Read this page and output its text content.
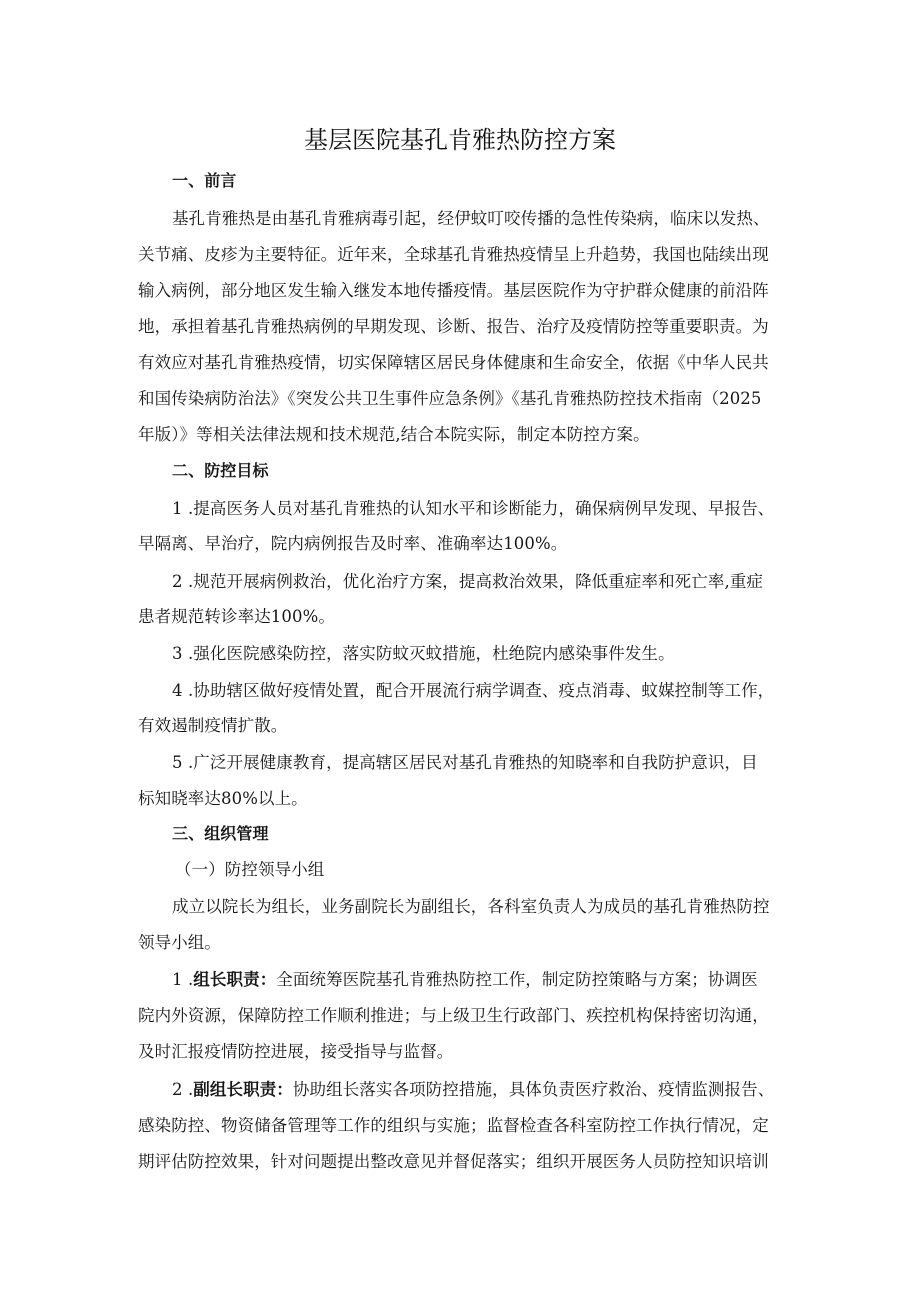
基层医院基孔肯雅热防控方案
一、前言
基孔肯雅热是由基孔肯雅病毒引起，经伊蚊叮咬传播的急性传染病，临床以发热、
关节痛、皮疹为主要特征。近年来，全球基孔肯雅热疫情呈上升趋势，我国也陆续出现
输入病例，部分地区发生输入继发本地传播疫情。基层医院作为守护群众健康的前沿阵
地，承担着基孔肯雅热病例的早期发现、诊断、报告、治疗及疫情防控等重要职责。为
有效应对基孔肯雅热疫情，切实保障辖区居民身体健康和生命安全，依据《中华人民共
和国传染病防治法》《突发公共卫生事件应急条例》《基孔肯雅热防控技术指南（2025
年版）》等相关法律法规和技术规范,结合本院实际，制定本防控方案。
二、防控目标
1 .提高医务人员对基孔肯雅热的认知水平和诊断能力，确保病例早发现、早报告、
早隔离、早治疗，院内病例报告及时率、准确率达100%。
2 .规范开展病例救治，优化治疗方案，提高救治效果，降低重症率和死亡率,重症
患者规范转诊率达100%。
3 .强化医院感染防控，落实防蚊灭蚊措施，杜绝院内感染事件发生。
4 .协助辖区做好疫情处置，配合开展流行病学调查、疫点消毒、蚊媒控制等工作，
有效遏制疫情扩散。
5 .广泛开展健康教育，提高辖区居民对基孔肯雅热的知晓率和自我防护意识，目
标知晓率达80%以上。
三、组织管理
（一）防控领导小组
成立以院长为组长，业务副院长为副组长，各科室负责人为成员的基孔肯雅热防控
领导小组。
1 .组长职责：全面统筹医院基孔肯雅热防控工作，制定防控策略与方案；协调医
院内外资源，保障防控工作顺利推进；与上级卫生行政部门、疾控机构保持密切沟通，
及时汇报疫情防控进展，接受指导与监督。
2 .副组长职责：协助组长落实各项防控措施，具体负责医疗救治、疫情监测报告、
感染防控、物资储备管理等工作的组织与实施；监督检查各科室防控工作执行情况，定
期评估防控效果，针对问题提出整改意见并督促落实；组织开展医务人员防控知识培训
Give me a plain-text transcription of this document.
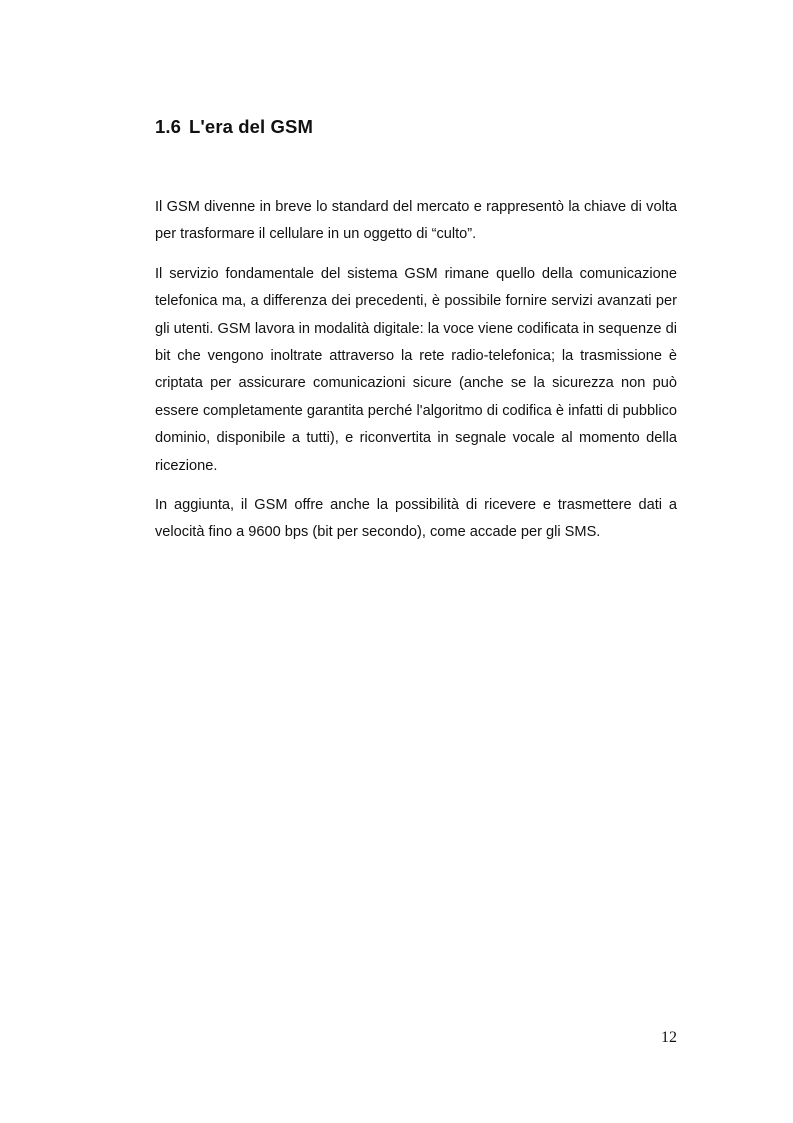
1.6 L'era del GSM

Il GSM divenne in breve lo standard del mercato e rappresentò la chiave di volta per trasformare il cellulare in un oggetto di “culto”.

Il servizio fondamentale del sistema GSM rimane quello della comunicazione telefonica ma, a differenza dei precedenti, è possibile fornire servizi avanzati per gli utenti. GSM lavora in modalità digitale: la voce viene codificata in sequenze di bit che vengono inoltrate attraverso la rete radio-telefonica; la trasmissione è criptata per assicurare comunicazioni sicure (anche se la sicurezza non può essere completamente garantita perché l'algoritmo di codifica è infatti di pubblico dominio, disponibile a tutti), e riconvertita in segnale vocale al momento della ricezione.

In aggiunta, il GSM offre anche la possibilità di ricevere e trasmettere dati a velocità fino a 9600 bps (bit per secondo), come accade per gli SMS.

12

**TO BE DONE**
Copy the records above exactly, omitting every picture.

**EXPECTED OUTPUT**
Read this page and output its text content.
基层医院基孔肯雅热防控方案
一、前言
基孔肯雅热是由基孔肯雅病毒引起，经伊蚊叮咬传播的急性传染病，临床以发热、
关节痛、皮疹为主要特征。近年来，全球基孔肯雅热疫情呈上升趋势，我国也陆续出现
输入病例，部分地区发生输入继发本地传播疫情。基层医院作为守护群众健康的前沿阵
地，承担着基孔肯雅热病例的早期发现、诊断、报告、治疗及疫情防控等重要职责。为
有效应对基孔肯雅热疫情，切实保障辖区居民身体健康和生命安全，依据《中华人民共
和国传染病防治法》《突发公共卫生事件应急条例》《基孔肯雅热防控技术指南（2025
年版）》等相关法律法规和技术规范,结合本院实际，制定本防控方案。
二、防控目标
1 .提高医务人员对基孔肯雅热的认知水平和诊断能力，确保病例早发现、早报告、
早隔离、早治疗，院内病例报告及时率、准确率达100%。
2 .规范开展病例救治，优化治疗方案，提高救治效果，降低重症率和死亡率,重症
患者规范转诊率达100%。
3 .强化医院感染防控，落实防蚊灭蚊措施，杜绝院内感染事件发生。
4 .协助辖区做好疫情处置，配合开展流行病学调查、疫点消毒、蚊媒控制等工作，
有效遏制疫情扩散。
5 .广泛开展健康教育，提高辖区居民对基孔肯雅热的知晓率和自我防护意识，目
标知晓率达80%以上。
三、组织管理
（一）防控领导小组
成立以院长为组长，业务副院长为副组长，各科室负责人为成员的基孔肯雅热防控
领导小组。
1 .组长职责：全面统筹医院基孔肯雅热防控工作，制定防控策略与方案；协调医
院内外资源，保障防控工作顺利推进；与上级卫生行政部门、疾控机构保持密切沟通，
及时汇报疫情防控进展，接受指导与监督。
2 .副组长职责：协助组长落实各项防控措施，具体负责医疗救治、疫情监测报告、
感染防控、物资储备管理等工作的组织与实施；监督检查各科室防控工作执行情况，定
期评估防控效果，针对问题提出整改意见并督促落实；组织开展医务人员防控知识培训
Give me a plain-text transcription of this document.
1.6 L'era del GSM

Il GSM divenne in breve lo standard del mercato e rappresentò la chiave di volta per trasformare il cellulare in un oggetto di “culto”.

Il servizio fondamentale del sistema GSM rimane quello della comunicazione telefonica ma, a differenza dei precedenti, è possibile fornire servizi avanzati per gli utenti. GSM lavora in modalità digitale: la voce viene codificata in sequenze di bit che vengono inoltrate attraverso la rete radio-telefonica; la trasmissione è criptata per assicurare comunicazioni sicure (anche se la sicurezza non può essere completamente garantita perché l'algoritmo di codifica è infatti di pubblico dominio, disponibile a tutti), e riconvertita in segnale vocale al momento della ricezione.

In aggiunta, il GSM offre anche la possibilità di ricevere e trasmettere dati a velocità fino a 9600 bps (bit per secondo), come accade per gli SMS.

12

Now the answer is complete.